The exercise:
Print every one of the items below again, line for line, with no changes.

Raw records:
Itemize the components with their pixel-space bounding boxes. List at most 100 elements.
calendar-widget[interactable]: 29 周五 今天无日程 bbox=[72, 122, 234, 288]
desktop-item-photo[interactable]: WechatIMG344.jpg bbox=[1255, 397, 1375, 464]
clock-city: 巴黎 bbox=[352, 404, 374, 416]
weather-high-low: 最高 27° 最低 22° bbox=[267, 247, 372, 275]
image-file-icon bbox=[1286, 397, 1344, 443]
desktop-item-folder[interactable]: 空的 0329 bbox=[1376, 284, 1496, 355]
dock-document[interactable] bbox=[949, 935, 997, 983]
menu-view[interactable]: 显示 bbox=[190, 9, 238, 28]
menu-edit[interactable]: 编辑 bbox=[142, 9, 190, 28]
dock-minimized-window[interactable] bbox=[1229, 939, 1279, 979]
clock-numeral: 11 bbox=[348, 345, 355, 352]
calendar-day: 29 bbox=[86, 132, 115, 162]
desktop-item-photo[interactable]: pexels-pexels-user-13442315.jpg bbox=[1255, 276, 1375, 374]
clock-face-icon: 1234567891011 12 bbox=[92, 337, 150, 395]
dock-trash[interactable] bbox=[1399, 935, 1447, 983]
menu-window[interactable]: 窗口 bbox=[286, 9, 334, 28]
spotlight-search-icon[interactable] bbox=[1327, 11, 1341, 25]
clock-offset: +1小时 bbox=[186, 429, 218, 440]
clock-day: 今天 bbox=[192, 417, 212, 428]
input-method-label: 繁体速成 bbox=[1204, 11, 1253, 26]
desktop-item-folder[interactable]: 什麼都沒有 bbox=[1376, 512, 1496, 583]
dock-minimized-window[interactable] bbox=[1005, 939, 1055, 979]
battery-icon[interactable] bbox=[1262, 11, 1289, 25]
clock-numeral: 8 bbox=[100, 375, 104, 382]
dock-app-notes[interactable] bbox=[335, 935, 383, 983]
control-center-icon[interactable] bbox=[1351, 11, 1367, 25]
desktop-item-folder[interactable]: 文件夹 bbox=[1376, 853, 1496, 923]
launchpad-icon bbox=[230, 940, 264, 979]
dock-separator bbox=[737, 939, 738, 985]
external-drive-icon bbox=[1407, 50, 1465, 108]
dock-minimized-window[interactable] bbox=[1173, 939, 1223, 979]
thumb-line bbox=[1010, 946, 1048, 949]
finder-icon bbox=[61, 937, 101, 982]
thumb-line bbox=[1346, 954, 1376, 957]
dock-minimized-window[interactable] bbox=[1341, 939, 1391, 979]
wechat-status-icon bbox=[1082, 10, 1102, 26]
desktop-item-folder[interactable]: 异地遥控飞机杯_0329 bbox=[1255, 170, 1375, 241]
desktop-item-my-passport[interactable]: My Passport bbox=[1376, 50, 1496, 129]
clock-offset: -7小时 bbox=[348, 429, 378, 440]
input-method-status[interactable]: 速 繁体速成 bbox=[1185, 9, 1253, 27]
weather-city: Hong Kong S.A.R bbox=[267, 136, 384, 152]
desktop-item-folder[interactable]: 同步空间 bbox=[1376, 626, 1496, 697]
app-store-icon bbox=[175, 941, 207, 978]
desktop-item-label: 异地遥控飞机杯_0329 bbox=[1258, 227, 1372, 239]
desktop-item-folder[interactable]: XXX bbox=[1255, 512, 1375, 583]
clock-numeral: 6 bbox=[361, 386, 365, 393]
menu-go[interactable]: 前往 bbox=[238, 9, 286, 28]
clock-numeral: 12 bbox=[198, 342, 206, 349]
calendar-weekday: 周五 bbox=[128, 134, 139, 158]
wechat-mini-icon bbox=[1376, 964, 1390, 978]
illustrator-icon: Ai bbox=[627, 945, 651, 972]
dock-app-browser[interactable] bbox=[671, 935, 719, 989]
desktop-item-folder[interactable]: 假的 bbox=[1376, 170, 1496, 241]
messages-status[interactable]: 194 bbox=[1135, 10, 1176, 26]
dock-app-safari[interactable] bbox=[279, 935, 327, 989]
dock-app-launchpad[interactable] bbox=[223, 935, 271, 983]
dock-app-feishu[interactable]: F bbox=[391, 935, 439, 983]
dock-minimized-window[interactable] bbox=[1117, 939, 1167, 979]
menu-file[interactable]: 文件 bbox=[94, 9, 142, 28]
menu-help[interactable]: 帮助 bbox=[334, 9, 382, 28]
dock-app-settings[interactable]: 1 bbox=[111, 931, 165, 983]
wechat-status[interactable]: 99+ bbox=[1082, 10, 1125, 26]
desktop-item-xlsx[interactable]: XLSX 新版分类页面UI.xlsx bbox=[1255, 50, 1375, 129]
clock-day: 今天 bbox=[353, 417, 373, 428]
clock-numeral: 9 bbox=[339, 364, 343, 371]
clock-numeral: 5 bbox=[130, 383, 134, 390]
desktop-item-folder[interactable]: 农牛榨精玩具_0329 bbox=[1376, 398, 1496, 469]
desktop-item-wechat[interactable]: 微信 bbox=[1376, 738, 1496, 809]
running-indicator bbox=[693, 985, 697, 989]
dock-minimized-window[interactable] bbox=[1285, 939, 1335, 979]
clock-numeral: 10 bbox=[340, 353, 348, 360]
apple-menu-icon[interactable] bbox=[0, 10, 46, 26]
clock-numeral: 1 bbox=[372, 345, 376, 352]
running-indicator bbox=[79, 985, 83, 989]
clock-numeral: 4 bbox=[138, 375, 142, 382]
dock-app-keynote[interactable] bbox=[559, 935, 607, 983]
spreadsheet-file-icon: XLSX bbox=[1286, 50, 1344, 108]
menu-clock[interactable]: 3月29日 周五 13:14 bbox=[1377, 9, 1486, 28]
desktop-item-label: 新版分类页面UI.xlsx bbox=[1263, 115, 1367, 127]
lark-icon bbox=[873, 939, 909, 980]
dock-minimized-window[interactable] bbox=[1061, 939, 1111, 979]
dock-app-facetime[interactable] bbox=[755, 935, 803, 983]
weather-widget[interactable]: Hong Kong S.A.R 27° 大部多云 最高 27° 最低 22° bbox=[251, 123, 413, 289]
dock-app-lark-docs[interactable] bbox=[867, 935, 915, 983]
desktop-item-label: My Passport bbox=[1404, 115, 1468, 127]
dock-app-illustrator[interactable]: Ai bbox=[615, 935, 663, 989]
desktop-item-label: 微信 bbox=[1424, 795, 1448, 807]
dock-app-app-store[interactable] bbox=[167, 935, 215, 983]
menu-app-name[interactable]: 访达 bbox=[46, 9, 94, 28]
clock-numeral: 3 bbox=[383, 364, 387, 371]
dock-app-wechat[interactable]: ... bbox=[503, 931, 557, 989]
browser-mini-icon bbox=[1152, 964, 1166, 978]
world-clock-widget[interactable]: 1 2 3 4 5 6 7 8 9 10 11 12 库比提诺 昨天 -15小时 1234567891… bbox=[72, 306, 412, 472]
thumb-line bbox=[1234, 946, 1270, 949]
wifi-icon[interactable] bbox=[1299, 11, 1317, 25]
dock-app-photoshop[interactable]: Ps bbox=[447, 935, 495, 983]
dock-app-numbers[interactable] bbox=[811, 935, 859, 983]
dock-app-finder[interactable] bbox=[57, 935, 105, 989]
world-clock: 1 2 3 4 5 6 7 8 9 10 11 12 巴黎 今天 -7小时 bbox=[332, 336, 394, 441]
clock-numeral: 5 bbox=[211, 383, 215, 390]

Answer for the task:
Itemize the components with their pixel-space bounding boxes. List at most 100 elements.
calendar-widget[interactable]: 29 周五 今天无日程 bbox=[72, 122, 234, 288]
desktop-item-photo[interactable]: WechatIMG344.jpg bbox=[1255, 397, 1375, 464]
clock-city: 巴黎 bbox=[352, 404, 374, 416]
weather-high-low: 最高 27° 最低 22° bbox=[267, 247, 372, 275]
image-file-icon bbox=[1286, 397, 1344, 443]
desktop-item-folder[interactable]: 空的 0329 bbox=[1376, 284, 1496, 355]
dock-document[interactable] bbox=[949, 935, 997, 983]
menu-view[interactable]: 显示 bbox=[190, 9, 238, 28]
menu-edit[interactable]: 编辑 bbox=[142, 9, 190, 28]
dock-minimized-window[interactable] bbox=[1229, 939, 1279, 979]
clock-numeral: 11 bbox=[348, 345, 355, 352]
calendar-day: 29 bbox=[86, 132, 115, 162]
desktop-item-photo[interactable]: pexels-pexels-user-13442315.jpg bbox=[1255, 276, 1375, 374]
clock-face-icon: 1234567891011 12 bbox=[92, 337, 150, 395]
dock-trash[interactable] bbox=[1399, 935, 1447, 983]
menu-window[interactable]: 窗口 bbox=[286, 9, 334, 28]
spotlight-search-icon[interactable] bbox=[1327, 11, 1341, 25]
clock-offset: +1小时 bbox=[186, 429, 218, 440]
clock-day: 今天 bbox=[192, 417, 212, 428]
input-method-label: 繁体速成 bbox=[1204, 11, 1253, 26]
desktop-item-folder[interactable]: 什麼都沒有 bbox=[1376, 512, 1496, 583]
dock-minimized-window[interactable] bbox=[1005, 939, 1055, 979]
battery-icon[interactable] bbox=[1262, 11, 1289, 25]
clock-numeral: 8 bbox=[100, 375, 104, 382]
dock-app-notes[interactable] bbox=[335, 935, 383, 983]
control-center-icon[interactable] bbox=[1351, 11, 1367, 25]
desktop-item-folder[interactable]: 文件夹 bbox=[1376, 853, 1496, 923]
launchpad-icon bbox=[230, 940, 264, 979]
dock-separator bbox=[737, 939, 738, 985]
external-drive-icon bbox=[1407, 50, 1465, 108]
dock-minimized-window[interactable] bbox=[1173, 939, 1223, 979]
thumb-line bbox=[1010, 946, 1048, 949]
finder-icon bbox=[61, 937, 101, 982]
thumb-line bbox=[1346, 954, 1376, 957]
dock-minimized-window[interactable] bbox=[1341, 939, 1391, 979]
wechat-status-icon bbox=[1082, 10, 1102, 26]
desktop-item-folder[interactable]: 异地遥控飞机杯_0329 bbox=[1255, 170, 1375, 241]
desktop-item-my-passport[interactable]: My Passport bbox=[1376, 50, 1496, 129]
clock-offset: -7小时 bbox=[348, 429, 378, 440]
input-method-status[interactable]: 速 繁体速成 bbox=[1185, 9, 1253, 27]
weather-city: Hong Kong S.A.R bbox=[267, 136, 384, 152]
desktop-item-folder[interactable]: 同步空间 bbox=[1376, 626, 1496, 697]
app-store-icon bbox=[175, 941, 207, 978]
desktop-item-label: 异地遥控飞机杯_0329 bbox=[1258, 227, 1372, 239]
desktop-item-folder[interactable]: XXX bbox=[1255, 512, 1375, 583]
clock-numeral: 6 bbox=[361, 386, 365, 393]
menu-go[interactable]: 前往 bbox=[238, 9, 286, 28]
clock-numeral: 12 bbox=[198, 342, 206, 349]
calendar-weekday: 周五 bbox=[128, 134, 139, 158]
wechat-mini-icon bbox=[1376, 964, 1390, 978]
illustrator-icon: Ai bbox=[627, 945, 651, 972]
dock-app-browser[interactable] bbox=[671, 935, 719, 989]
desktop-item-folder[interactable]: 假的 bbox=[1376, 170, 1496, 241]
messages-status[interactable]: 194 bbox=[1135, 10, 1176, 26]
dock-app-safari[interactable] bbox=[279, 935, 327, 989]
dock-app-launchpad[interactable] bbox=[223, 935, 271, 983]
dock-app-feishu[interactable]: F bbox=[391, 935, 439, 983]
dock-minimized-window[interactable] bbox=[1117, 939, 1167, 979]
menu-file[interactable]: 文件 bbox=[94, 9, 142, 28]
menu-help[interactable]: 帮助 bbox=[334, 9, 382, 28]
dock-app-settings[interactable]: 1 bbox=[111, 931, 165, 983]
wechat-status[interactable]: 99+ bbox=[1082, 10, 1125, 26]
desktop-item-xlsx[interactable]: XLSX 新版分类页面UI.xlsx bbox=[1255, 50, 1375, 129]
clock-day: 今天 bbox=[353, 417, 373, 428]
clock-numeral: 9 bbox=[339, 364, 343, 371]
clock-numeral: 5 bbox=[130, 383, 134, 390]
desktop-item-folder[interactable]: 农牛榨精玩具_0329 bbox=[1376, 398, 1496, 469]
desktop-item-wechat[interactable]: 微信 bbox=[1376, 738, 1496, 809]
running-indicator bbox=[693, 985, 697, 989]
dock-minimized-window[interactable] bbox=[1285, 939, 1335, 979]
clock-numeral: 10 bbox=[340, 353, 348, 360]
apple-menu-icon[interactable] bbox=[0, 10, 46, 26]
clock-numeral: 1 bbox=[372, 345, 376, 352]
running-indicator bbox=[79, 985, 83, 989]
clock-numeral: 4 bbox=[138, 375, 142, 382]
dock-app-keynote[interactable] bbox=[559, 935, 607, 983]
spreadsheet-file-icon: XLSX bbox=[1286, 50, 1344, 108]
menu-clock[interactable]: 3月29日 周五 13:14 bbox=[1377, 9, 1486, 28]
desktop-item-label: 新版分类页面UI.xlsx bbox=[1263, 115, 1367, 127]
lark-icon bbox=[873, 939, 909, 980]
dock-minimized-window[interactable] bbox=[1061, 939, 1111, 979]
dock-app-facetime[interactable] bbox=[755, 935, 803, 983]
weather-widget[interactable]: Hong Kong S.A.R 27° 大部多云 最高 27° 最低 22° bbox=[251, 123, 413, 289]
dock-app-lark-docs[interactable] bbox=[867, 935, 915, 983]
desktop-item-label: My Passport bbox=[1404, 115, 1468, 127]
dock-app-illustrator[interactable]: Ai bbox=[615, 935, 663, 989]
desktop-item-label: 微信 bbox=[1424, 795, 1448, 807]
dock-app-app-store[interactable] bbox=[167, 935, 215, 983]
menu-app-name[interactable]: 访达 bbox=[46, 9, 94, 28]
clock-numeral: 3 bbox=[383, 364, 387, 371]
dock-app-wechat[interactable]: ... bbox=[503, 931, 557, 989]
browser-mini-icon bbox=[1152, 964, 1166, 978]
world-clock-widget[interactable]: 1 2 3 4 5 6 7 8 9 10 11 12 库比提诺 昨天 -15小时 1234567891… bbox=[72, 306, 412, 472]
thumb-line bbox=[1234, 946, 1270, 949]
wifi-icon[interactable] bbox=[1299, 11, 1317, 25]
dock-app-photoshop[interactable]: Ps bbox=[447, 935, 495, 983]
dock-app-numbers[interactable] bbox=[811, 935, 859, 983]
dock-app-finder[interactable] bbox=[57, 935, 105, 989]
world-clock: 1 2 3 4 5 6 7 8 9 10 11 12 巴黎 今天 -7小时 bbox=[332, 336, 394, 441]
clock-numeral: 5 bbox=[211, 383, 215, 390]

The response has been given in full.